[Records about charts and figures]
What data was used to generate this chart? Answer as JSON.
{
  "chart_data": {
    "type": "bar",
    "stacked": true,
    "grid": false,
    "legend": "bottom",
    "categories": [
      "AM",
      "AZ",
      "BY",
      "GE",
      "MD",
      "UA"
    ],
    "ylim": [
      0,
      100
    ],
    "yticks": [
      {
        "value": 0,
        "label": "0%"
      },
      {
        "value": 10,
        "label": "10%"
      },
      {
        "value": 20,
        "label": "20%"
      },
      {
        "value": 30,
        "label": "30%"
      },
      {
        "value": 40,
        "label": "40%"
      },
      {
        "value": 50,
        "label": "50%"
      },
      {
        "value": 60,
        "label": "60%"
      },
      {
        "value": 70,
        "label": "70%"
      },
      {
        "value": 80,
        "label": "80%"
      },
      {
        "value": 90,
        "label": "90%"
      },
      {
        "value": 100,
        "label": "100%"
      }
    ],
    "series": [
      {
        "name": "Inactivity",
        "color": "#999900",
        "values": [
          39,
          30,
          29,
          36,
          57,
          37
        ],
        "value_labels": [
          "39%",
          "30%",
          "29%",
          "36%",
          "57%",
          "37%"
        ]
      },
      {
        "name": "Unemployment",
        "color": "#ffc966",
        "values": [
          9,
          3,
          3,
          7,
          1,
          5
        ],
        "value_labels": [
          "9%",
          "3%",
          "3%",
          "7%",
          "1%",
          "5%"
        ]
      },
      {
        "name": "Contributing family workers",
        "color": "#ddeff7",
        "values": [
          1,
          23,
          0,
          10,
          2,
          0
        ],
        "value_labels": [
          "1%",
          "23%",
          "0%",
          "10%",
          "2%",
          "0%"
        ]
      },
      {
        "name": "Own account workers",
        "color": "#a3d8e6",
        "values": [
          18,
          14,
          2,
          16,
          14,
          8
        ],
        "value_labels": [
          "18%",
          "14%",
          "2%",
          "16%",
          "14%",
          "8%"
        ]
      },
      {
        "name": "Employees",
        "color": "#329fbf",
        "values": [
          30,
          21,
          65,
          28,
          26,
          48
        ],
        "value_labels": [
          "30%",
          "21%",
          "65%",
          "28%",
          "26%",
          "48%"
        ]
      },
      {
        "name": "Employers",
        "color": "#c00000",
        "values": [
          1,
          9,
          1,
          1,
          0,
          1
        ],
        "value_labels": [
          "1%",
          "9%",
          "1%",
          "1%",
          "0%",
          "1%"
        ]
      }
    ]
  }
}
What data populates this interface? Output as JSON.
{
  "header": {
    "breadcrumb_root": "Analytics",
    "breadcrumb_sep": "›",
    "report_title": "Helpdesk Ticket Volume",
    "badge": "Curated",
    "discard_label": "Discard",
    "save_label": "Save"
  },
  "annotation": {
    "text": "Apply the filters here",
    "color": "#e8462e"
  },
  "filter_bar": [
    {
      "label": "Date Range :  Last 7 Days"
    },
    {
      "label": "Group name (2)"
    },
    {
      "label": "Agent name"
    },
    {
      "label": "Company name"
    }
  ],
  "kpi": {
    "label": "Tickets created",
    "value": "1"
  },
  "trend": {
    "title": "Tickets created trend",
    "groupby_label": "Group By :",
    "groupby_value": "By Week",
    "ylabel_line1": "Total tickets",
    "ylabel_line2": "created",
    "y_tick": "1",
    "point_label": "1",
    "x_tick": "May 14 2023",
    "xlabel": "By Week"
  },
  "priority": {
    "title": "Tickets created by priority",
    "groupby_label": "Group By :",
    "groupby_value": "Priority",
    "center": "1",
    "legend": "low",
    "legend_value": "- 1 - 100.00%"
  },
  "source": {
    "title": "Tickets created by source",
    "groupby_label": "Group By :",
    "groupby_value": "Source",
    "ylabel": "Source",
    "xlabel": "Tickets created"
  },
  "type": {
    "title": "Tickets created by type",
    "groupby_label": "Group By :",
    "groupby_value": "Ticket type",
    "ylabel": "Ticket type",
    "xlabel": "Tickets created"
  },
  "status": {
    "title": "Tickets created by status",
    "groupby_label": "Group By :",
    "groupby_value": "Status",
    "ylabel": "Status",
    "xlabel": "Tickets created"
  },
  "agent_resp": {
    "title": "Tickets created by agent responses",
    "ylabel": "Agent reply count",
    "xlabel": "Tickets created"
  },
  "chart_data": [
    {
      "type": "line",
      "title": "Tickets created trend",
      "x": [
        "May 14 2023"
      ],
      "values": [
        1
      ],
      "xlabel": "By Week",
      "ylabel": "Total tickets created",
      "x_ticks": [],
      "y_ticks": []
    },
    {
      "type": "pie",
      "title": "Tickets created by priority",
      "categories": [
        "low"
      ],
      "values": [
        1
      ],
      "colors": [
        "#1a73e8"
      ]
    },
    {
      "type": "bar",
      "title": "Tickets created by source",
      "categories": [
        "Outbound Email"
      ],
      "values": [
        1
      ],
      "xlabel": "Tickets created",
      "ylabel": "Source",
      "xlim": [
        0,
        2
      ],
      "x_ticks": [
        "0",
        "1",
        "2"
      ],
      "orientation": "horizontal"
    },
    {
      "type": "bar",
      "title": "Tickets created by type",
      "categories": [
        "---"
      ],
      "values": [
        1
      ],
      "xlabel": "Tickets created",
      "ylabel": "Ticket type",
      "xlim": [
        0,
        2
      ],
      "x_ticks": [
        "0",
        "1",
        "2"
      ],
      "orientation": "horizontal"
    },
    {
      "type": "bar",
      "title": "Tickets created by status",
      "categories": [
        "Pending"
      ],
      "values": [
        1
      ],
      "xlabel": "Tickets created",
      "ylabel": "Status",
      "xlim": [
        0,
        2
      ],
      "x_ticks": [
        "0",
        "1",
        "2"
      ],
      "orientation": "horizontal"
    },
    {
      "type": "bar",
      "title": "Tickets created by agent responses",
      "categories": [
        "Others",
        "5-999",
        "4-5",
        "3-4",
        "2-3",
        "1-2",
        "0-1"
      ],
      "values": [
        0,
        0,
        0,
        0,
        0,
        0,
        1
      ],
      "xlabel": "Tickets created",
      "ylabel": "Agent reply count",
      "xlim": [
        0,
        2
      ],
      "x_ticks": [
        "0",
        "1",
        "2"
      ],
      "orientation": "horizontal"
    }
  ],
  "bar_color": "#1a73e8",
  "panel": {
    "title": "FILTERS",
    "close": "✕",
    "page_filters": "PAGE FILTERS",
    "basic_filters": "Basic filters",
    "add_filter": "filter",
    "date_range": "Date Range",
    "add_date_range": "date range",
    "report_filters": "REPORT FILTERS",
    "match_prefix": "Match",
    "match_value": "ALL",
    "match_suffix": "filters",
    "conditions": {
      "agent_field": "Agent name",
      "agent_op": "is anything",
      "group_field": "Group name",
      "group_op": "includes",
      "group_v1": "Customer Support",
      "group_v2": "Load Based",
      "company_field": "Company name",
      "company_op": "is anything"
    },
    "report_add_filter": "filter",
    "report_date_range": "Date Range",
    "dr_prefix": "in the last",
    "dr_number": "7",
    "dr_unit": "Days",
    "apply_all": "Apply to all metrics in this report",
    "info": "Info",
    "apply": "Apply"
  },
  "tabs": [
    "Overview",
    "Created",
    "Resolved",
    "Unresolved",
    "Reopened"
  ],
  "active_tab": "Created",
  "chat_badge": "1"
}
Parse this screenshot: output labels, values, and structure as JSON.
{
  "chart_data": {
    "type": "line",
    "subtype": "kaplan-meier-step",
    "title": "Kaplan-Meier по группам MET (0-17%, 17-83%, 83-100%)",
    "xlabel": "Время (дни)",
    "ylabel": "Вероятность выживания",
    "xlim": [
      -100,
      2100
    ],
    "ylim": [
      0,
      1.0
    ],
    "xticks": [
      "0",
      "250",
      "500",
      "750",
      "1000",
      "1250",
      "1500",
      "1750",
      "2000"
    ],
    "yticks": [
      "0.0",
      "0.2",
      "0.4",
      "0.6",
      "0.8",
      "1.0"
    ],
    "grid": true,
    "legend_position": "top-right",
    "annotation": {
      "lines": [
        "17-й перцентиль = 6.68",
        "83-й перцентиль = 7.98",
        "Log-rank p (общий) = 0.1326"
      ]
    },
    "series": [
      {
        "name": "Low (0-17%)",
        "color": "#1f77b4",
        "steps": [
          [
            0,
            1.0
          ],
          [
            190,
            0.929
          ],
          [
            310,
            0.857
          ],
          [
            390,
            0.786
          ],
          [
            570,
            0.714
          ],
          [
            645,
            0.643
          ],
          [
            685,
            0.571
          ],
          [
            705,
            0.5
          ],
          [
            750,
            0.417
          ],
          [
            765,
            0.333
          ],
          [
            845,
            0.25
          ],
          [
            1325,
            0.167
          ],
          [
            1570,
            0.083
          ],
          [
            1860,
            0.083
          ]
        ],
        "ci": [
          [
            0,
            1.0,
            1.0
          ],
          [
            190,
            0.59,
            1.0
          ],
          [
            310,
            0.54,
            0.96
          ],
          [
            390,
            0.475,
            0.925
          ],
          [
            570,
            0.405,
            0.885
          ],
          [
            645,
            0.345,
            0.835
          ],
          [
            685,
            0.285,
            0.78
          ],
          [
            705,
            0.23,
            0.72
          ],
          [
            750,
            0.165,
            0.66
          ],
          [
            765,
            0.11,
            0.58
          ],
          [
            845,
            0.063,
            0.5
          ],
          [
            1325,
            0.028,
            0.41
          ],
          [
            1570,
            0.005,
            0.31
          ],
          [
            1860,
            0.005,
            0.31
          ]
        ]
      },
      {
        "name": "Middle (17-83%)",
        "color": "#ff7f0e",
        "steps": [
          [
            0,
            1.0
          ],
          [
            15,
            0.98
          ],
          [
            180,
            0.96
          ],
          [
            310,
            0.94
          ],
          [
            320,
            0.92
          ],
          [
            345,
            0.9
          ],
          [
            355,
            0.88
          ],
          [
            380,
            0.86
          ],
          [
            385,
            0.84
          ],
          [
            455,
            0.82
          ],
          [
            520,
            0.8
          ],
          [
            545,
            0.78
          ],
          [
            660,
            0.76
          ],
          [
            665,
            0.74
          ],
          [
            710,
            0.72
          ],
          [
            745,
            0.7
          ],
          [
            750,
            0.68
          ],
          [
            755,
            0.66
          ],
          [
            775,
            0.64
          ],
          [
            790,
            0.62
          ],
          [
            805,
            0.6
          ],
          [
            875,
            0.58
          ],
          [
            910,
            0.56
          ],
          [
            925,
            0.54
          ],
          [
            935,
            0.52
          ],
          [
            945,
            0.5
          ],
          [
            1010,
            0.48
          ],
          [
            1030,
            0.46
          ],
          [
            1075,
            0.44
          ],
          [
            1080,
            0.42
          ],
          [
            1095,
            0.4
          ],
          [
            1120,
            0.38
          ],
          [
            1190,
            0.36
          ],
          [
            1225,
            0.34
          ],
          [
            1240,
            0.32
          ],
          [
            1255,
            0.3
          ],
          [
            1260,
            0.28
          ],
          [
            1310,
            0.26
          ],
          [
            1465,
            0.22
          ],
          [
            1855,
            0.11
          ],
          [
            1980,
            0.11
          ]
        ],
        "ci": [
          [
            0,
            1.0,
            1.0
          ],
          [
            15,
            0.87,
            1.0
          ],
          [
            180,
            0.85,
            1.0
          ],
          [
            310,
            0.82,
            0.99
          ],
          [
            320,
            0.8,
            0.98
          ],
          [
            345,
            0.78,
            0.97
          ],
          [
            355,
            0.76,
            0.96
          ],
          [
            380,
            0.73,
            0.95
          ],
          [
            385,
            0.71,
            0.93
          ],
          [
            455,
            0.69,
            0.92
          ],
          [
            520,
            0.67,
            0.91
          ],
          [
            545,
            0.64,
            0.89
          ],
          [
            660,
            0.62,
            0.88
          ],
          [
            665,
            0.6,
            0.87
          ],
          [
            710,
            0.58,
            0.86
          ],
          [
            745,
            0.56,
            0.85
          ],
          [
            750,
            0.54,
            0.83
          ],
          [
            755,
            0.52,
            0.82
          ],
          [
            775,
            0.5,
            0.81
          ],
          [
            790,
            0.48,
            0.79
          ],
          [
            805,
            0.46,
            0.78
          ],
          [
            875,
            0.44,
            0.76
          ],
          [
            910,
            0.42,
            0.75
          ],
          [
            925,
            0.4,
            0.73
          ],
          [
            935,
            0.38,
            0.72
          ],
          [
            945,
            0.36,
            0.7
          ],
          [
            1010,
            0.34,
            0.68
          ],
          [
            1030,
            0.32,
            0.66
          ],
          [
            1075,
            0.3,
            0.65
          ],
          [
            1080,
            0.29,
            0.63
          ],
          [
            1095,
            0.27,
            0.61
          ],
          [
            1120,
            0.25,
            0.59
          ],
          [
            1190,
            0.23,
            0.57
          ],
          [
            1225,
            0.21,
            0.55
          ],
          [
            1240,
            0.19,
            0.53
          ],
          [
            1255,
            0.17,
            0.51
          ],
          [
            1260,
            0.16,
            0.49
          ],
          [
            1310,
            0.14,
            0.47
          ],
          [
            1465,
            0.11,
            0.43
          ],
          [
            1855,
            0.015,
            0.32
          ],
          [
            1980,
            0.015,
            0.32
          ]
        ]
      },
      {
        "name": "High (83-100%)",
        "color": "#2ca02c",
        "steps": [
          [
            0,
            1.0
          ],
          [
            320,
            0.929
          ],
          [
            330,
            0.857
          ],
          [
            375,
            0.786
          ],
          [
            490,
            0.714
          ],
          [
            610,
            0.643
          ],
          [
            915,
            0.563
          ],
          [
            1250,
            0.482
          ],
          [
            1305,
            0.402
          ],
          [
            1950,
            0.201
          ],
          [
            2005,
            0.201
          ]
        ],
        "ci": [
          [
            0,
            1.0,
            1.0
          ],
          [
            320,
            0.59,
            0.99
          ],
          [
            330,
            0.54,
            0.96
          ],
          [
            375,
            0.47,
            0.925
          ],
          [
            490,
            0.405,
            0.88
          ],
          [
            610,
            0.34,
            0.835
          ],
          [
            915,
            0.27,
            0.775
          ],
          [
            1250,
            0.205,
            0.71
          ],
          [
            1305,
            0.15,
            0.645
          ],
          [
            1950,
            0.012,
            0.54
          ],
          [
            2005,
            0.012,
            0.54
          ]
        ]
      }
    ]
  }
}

YOUR INSTRUCTIONS: Your answer should be a single number: the count of lines that contain "reply".

THE RESPONSE: 2